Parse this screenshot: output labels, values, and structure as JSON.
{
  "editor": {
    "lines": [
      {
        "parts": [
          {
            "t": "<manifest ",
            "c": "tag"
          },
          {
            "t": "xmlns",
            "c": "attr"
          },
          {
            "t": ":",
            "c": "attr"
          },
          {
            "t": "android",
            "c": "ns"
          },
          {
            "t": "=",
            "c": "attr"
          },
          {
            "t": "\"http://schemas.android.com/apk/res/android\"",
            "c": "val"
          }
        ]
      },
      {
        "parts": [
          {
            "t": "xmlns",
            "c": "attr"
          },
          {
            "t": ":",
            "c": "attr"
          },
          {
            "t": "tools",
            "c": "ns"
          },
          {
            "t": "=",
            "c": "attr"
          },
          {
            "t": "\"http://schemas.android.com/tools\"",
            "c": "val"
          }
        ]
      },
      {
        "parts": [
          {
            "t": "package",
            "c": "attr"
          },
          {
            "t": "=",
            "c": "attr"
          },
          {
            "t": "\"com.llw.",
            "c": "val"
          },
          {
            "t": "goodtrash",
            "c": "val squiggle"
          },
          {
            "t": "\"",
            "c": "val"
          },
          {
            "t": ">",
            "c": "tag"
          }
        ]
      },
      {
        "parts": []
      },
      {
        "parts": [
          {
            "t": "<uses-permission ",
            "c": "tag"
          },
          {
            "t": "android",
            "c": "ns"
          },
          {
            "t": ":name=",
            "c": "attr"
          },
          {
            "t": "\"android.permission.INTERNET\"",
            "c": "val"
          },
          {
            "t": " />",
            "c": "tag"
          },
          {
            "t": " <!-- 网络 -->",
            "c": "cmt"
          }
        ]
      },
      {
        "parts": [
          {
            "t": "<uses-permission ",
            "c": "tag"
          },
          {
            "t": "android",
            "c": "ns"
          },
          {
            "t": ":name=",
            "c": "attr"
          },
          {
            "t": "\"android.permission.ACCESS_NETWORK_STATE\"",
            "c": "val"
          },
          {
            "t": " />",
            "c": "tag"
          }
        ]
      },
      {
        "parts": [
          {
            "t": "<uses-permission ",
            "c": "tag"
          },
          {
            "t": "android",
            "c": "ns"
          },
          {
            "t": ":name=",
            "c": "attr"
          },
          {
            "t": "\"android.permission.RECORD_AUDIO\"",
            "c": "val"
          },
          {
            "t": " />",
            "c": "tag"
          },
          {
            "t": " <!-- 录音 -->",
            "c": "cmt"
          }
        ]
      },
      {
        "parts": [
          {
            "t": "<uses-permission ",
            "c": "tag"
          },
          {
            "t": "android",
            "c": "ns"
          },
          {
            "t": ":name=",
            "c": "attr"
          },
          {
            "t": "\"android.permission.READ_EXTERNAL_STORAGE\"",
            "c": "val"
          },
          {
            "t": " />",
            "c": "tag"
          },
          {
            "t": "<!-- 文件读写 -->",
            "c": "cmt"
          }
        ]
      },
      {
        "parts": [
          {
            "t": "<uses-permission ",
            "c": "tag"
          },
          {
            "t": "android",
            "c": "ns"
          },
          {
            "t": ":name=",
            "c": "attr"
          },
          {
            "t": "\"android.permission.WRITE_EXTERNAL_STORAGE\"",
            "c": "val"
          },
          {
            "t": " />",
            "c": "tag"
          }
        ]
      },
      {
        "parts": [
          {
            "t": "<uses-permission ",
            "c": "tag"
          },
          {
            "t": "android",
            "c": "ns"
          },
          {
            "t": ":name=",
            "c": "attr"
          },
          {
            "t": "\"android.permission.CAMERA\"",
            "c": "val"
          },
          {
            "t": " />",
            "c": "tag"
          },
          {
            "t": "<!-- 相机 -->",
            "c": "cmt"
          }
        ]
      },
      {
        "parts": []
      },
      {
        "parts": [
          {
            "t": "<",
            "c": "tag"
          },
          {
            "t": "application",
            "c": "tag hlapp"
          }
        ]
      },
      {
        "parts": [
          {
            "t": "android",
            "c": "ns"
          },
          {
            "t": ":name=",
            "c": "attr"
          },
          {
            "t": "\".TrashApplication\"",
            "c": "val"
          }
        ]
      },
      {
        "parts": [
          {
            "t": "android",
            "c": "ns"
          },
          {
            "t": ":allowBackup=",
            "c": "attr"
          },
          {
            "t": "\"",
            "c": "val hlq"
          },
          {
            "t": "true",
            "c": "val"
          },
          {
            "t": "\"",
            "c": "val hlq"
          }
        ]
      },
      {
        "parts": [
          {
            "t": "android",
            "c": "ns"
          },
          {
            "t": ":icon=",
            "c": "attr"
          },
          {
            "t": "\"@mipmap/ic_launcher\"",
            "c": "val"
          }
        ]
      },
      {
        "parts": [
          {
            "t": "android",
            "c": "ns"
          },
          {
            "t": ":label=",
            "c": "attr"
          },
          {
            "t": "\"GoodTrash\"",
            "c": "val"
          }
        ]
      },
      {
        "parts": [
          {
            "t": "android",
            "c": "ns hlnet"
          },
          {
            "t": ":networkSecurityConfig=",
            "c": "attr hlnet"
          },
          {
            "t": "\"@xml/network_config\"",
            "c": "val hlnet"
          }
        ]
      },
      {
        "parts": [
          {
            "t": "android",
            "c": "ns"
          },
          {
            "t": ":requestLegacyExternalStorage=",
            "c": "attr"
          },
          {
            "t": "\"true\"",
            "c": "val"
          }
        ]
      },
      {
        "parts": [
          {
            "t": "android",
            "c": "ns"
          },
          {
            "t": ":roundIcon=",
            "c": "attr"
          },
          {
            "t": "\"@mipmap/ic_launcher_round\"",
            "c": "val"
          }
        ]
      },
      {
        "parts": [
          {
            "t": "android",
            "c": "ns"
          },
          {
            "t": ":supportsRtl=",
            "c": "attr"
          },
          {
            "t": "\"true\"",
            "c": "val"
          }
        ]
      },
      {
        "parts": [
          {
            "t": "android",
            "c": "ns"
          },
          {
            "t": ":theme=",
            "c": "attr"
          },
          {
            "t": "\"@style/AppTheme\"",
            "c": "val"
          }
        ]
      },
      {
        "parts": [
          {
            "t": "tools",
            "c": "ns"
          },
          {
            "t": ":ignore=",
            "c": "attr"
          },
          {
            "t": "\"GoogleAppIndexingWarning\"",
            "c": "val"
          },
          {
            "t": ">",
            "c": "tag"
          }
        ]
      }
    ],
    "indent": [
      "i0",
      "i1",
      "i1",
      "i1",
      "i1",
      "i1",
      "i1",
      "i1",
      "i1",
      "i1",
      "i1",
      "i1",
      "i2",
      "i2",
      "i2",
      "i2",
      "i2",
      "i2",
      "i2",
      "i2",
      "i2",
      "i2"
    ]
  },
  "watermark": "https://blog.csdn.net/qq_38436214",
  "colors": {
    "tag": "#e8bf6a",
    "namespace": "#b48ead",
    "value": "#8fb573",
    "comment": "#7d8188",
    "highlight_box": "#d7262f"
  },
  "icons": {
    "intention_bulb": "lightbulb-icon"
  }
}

**THE PROBLEM:** Write out the data again, exactly and in full.

**RESPONSE TO THIS EXERCISE:**
Parse this screenshot: output labels, values, and structure as JSON.
{
  "editor": {
    "lines": [
      {
        "parts": [
          {
            "t": "<manifest ",
            "c": "tag"
          },
          {
            "t": "xmlns",
            "c": "attr"
          },
          {
            "t": ":",
            "c": "attr"
          },
          {
            "t": "android",
            "c": "ns"
          },
          {
            "t": "=",
            "c": "attr"
          },
          {
            "t": "\"http://schemas.android.com/apk/res/android\"",
            "c": "val"
          }
        ]
      },
      {
        "parts": [
          {
            "t": "xmlns",
            "c": "attr"
          },
          {
            "t": ":",
            "c": "attr"
          },
          {
            "t": "tools",
            "c": "ns"
          },
          {
            "t": "=",
            "c": "attr"
          },
          {
            "t": "\"http://schemas.android.com/tools\"",
            "c": "val"
          }
        ]
      },
      {
        "parts": [
          {
            "t": "package",
            "c": "attr"
          },
          {
            "t": "=",
            "c": "attr"
          },
          {
            "t": "\"com.llw.",
            "c": "val"
          },
          {
            "t": "goodtrash",
            "c": "val squiggle"
          },
          {
            "t": "\"",
            "c": "val"
          },
          {
            "t": ">",
            "c": "tag"
          }
        ]
      },
      {
        "parts": []
      },
      {
        "parts": [
          {
            "t": "<uses-permission ",
            "c": "tag"
          },
          {
            "t": "android",
            "c": "ns"
          },
          {
            "t": ":name=",
            "c": "attr"
          },
          {
            "t": "\"android.permission.INTERNET\"",
            "c": "val"
          },
          {
            "t": " />",
            "c": "tag"
          },
          {
            "t": " <!-- 网络 -->",
            "c": "cmt"
          }
        ]
      },
      {
        "parts": [
          {
            "t": "<uses-permission ",
            "c": "tag"
          },
          {
            "t": "android",
            "c": "ns"
          },
          {
            "t": ":name=",
            "c": "attr"
          },
          {
            "t": "\"android.permission.ACCESS_NETWORK_STATE\"",
            "c": "val"
          },
          {
            "t": " />",
            "c": "tag"
          }
        ]
      },
      {
        "parts": [
          {
            "t": "<uses-permission ",
            "c": "tag"
          },
          {
            "t": "android",
            "c": "ns"
          },
          {
            "t": ":name=",
            "c": "attr"
          },
          {
            "t": "\"android.permission.RECORD_AUDIO\"",
            "c": "val"
          },
          {
            "t": " />",
            "c": "tag"
          },
          {
            "t": " <!-- 录音 -->",
            "c": "cmt"
          }
        ]
      },
      {
        "parts": [
          {
            "t": "<uses-permission ",
            "c": "tag"
          },
          {
            "t": "android",
            "c": "ns"
          },
          {
            "t": ":name=",
            "c": "attr"
          },
          {
            "t": "\"android.permission.READ_EXTERNAL_STORAGE\"",
            "c": "val"
          },
          {
            "t": " />",
            "c": "tag"
          },
          {
            "t": "<!-- 文件读写 -->",
            "c": "cmt"
          }
        ]
      },
      {
        "parts": [
          {
            "t": "<uses-permission ",
            "c": "tag"
          },
          {
            "t": "android",
            "c": "ns"
          },
          {
            "t": ":name=",
            "c": "attr"
          },
          {
            "t": "\"android.permission.WRITE_EXTERNAL_STORAGE\"",
            "c": "val"
          },
          {
            "t": " />",
            "c": "tag"
          }
        ]
      },
      {
        "parts": [
          {
            "t": "<uses-permission ",
            "c": "tag"
          },
          {
            "t": "android",
            "c": "ns"
          },
          {
            "t": ":name=",
            "c": "attr"
          },
          {
            "t": "\"android.permission.CAMERA\"",
            "c": "val"
          },
          {
            "t": " />",
            "c": "tag"
          },
          {
            "t": "<!-- 相机 -->",
            "c": "cmt"
          }
        ]
      },
      {
        "parts": []
      },
      {
        "parts": [
          {
            "t": "<",
            "c": "tag"
          },
          {
            "t": "application",
            "c": "tag hlapp"
          }
        ]
      },
      {
        "parts": [
          {
            "t": "android",
            "c": "ns"
          },
          {
            "t": ":name=",
            "c": "attr"
          },
          {
            "t": "\".TrashApplication\"",
            "c": "val"
          }
        ]
      },
      {
        "parts": [
          {
            "t": "android",
            "c": "ns"
          },
          {
            "t": ":allowBackup=",
            "c": "attr"
          },
          {
            "t": "\"",
            "c": "val hlq"
          },
          {
            "t": "true",
            "c": "val"
          },
          {
            "t": "\"",
            "c": "val hlq"
          }
        ]
      },
      {
        "parts": [
          {
            "t": "android",
            "c": "ns"
          },
          {
            "t": ":icon=",
            "c": "attr"
          },
          {
            "t": "\"@mipmap/ic_launcher\"",
            "c": "val"
          }
        ]
      },
      {
        "parts": [
          {
            "t": "android",
            "c": "ns"
          },
          {
            "t": ":label=",
            "c": "attr"
          },
          {
            "t": "\"GoodTrash\"",
            "c": "val"
          }
        ]
      },
      {
        "parts": [
          {
            "t": "android",
            "c": "ns hlnet"
          },
          {
            "t": ":networkSecurityConfig=",
            "c": "attr hlnet"
          },
          {
            "t": "\"@xml/network_config\"",
            "c": "val hlnet"
          }
        ]
      },
      {
        "parts": [
          {
            "t": "android",
            "c": "ns"
          },
          {
            "t": ":requestLegacyExternalStorage=",
            "c": "attr"
          },
          {
            "t": "\"true\"",
            "c": "val"
          }
        ]
      },
      {
        "parts": [
          {
            "t": "android",
            "c": "ns"
          },
          {
            "t": ":roundIcon=",
            "c": "attr"
          },
          {
            "t": "\"@mipmap/ic_launcher_round\"",
            "c": "val"
          }
        ]
      },
      {
        "parts": [
          {
            "t": "android",
            "c": "ns"
          },
          {
            "t": ":supportsRtl=",
            "c": "attr"
          },
          {
            "t": "\"true\"",
            "c": "val"
          }
        ]
      },
      {
        "parts": [
          {
            "t": "android",
            "c": "ns"
          },
          {
            "t": ":theme=",
            "c": "attr"
          },
          {
            "t": "\"@style/AppTheme\"",
            "c": "val"
          }
        ]
      },
      {
        "parts": [
          {
            "t": "tools",
            "c": "ns"
          },
          {
            "t": ":ignore=",
            "c": "attr"
          },
          {
            "t": "\"GoogleAppIndexingWarning\"",
            "c": "val"
          },
          {
            "t": ">",
            "c": "tag"
          }
        ]
      }
    ],
    "indent": [
      "i0",
      "i1",
      "i1",
      "i1",
      "i1",
      "i1",
      "i1",
      "i1",
      "i1",
      "i1",
      "i1",
      "i1",
      "i2",
      "i2",
      "i2",
      "i2",
      "i2",
      "i2",
      "i2",
      "i2",
      "i2",
      "i2"
    ]
  },
  "watermark": "https://blog.csdn.net/qq_38436214",
  "colors": {
    "tag": "#e8bf6a",
    "namespace": "#b48ead",
    "value": "#8fb573",
    "comment": "#7d8188",
    "highlight_box": "#d7262f"
  },
  "icons": {
    "intention_bulb": "lightbulb-icon"
  }
}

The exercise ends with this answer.